• **Record set**:
------------

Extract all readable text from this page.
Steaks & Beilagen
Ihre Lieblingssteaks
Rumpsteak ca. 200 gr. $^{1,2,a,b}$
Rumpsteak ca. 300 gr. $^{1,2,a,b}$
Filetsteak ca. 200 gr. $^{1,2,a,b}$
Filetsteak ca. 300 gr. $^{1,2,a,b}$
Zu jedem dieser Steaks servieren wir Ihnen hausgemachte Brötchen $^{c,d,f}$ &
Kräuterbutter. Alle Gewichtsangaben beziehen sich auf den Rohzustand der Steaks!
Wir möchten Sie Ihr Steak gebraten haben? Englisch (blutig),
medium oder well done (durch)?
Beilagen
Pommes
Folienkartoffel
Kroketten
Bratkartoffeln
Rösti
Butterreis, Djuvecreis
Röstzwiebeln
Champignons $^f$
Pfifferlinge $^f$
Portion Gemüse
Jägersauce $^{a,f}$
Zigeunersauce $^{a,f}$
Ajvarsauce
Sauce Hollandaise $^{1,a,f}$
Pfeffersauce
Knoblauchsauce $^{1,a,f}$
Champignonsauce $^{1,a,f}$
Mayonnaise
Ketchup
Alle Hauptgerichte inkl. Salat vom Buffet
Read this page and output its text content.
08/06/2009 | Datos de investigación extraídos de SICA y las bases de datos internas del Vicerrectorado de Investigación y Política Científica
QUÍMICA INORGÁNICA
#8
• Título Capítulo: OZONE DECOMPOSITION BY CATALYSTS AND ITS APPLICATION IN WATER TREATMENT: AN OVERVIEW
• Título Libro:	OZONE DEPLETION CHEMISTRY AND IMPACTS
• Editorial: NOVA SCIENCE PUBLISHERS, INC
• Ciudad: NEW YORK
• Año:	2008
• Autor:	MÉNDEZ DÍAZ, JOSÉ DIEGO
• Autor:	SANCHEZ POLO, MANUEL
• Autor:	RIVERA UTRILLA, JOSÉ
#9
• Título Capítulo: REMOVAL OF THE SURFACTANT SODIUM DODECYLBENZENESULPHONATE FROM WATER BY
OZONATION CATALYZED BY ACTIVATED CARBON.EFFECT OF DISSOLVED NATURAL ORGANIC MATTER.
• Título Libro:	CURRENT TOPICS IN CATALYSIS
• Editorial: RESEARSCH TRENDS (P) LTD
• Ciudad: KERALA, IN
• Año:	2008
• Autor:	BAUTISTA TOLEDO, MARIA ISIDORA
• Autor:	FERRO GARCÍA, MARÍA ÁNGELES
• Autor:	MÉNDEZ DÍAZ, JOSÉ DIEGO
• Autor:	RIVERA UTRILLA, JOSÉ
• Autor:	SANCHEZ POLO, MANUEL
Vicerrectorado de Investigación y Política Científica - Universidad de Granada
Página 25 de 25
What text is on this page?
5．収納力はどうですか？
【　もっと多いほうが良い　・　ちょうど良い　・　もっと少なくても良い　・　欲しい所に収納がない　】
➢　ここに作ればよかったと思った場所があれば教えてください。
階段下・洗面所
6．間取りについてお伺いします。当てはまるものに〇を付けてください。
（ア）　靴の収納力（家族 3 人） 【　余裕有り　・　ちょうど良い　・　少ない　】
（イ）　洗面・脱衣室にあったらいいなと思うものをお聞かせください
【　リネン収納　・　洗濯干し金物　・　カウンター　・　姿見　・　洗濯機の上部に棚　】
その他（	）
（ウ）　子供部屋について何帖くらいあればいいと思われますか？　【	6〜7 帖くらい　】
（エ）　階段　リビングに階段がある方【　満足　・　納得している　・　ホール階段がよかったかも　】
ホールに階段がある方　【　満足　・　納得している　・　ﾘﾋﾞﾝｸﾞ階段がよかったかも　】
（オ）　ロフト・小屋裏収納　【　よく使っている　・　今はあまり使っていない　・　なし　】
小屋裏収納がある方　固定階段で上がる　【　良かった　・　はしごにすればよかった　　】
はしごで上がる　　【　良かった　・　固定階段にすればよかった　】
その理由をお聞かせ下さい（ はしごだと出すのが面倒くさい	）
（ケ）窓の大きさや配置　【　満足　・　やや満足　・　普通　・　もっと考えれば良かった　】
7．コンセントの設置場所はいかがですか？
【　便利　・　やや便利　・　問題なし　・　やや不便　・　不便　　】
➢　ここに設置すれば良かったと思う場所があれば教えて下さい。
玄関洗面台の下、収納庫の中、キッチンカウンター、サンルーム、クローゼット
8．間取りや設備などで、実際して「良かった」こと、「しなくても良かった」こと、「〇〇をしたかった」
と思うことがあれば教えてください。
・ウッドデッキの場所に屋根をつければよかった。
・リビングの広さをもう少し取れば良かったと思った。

------------

• **Exercise details**: Print exactly the lines above, starting at the line that contains "What text is on this page?" and ending with the last line of the records, both included.

• **Complete answer**:
What text is on this page?
5．収納力はどうですか？
【　もっと多いほうが良い　・　ちょうど良い　・　もっと少なくても良い　・　欲しい所に収納がない　】
➢　ここに作ればよかったと思った場所があれば教えてください。
階段下・洗面所
6．間取りについてお伺いします。当てはまるものに〇を付けてください。
（ア）　靴の収納力（家族 3 人） 【　余裕有り　・　ちょうど良い　・　少ない　】
（イ）　洗面・脱衣室にあったらいいなと思うものをお聞かせください
【　リネン収納　・　洗濯干し金物　・　カウンター　・　姿見　・　洗濯機の上部に棚　】
その他（	）
（ウ）　子供部屋について何帖くらいあればいいと思われますか？　【	6〜7 帖くらい　】
（エ）　階段　リビングに階段がある方【　満足　・　納得している　・　ホール階段がよかったかも　】
ホールに階段がある方　【　満足　・　納得している　・　ﾘﾋﾞﾝｸﾞ階段がよかったかも　】
（オ）　ロフト・小屋裏収納　【　よく使っている　・　今はあまり使っていない　・　なし　】
小屋裏収納がある方　固定階段で上がる　【　良かった　・　はしごにすればよかった　　】
はしごで上がる　　【　良かった　・　固定階段にすればよかった　】
その理由をお聞かせ下さい（ はしごだと出すのが面倒くさい	）
（ケ）窓の大きさや配置　【　満足　・　やや満足　・　普通　・　もっと考えれば良かった　】
7．コンセントの設置場所はいかがですか？
【　便利　・　やや便利　・　問題なし　・　やや不便　・　不便　　】
➢　ここに設置すれば良かったと思う場所があれば教えて下さい。
玄関洗面台の下、収納庫の中、キッチンカウンター、サンルーム、クローゼット
8．間取りや設備などで、実際して「良かった」こと、「しなくても良かった」こと、「〇〇をしたかった」
と思うことがあれば教えてください。
・ウッドデッキの場所に屋根をつければよかった。
・リビングの広さをもう少し取れば良かったと思った。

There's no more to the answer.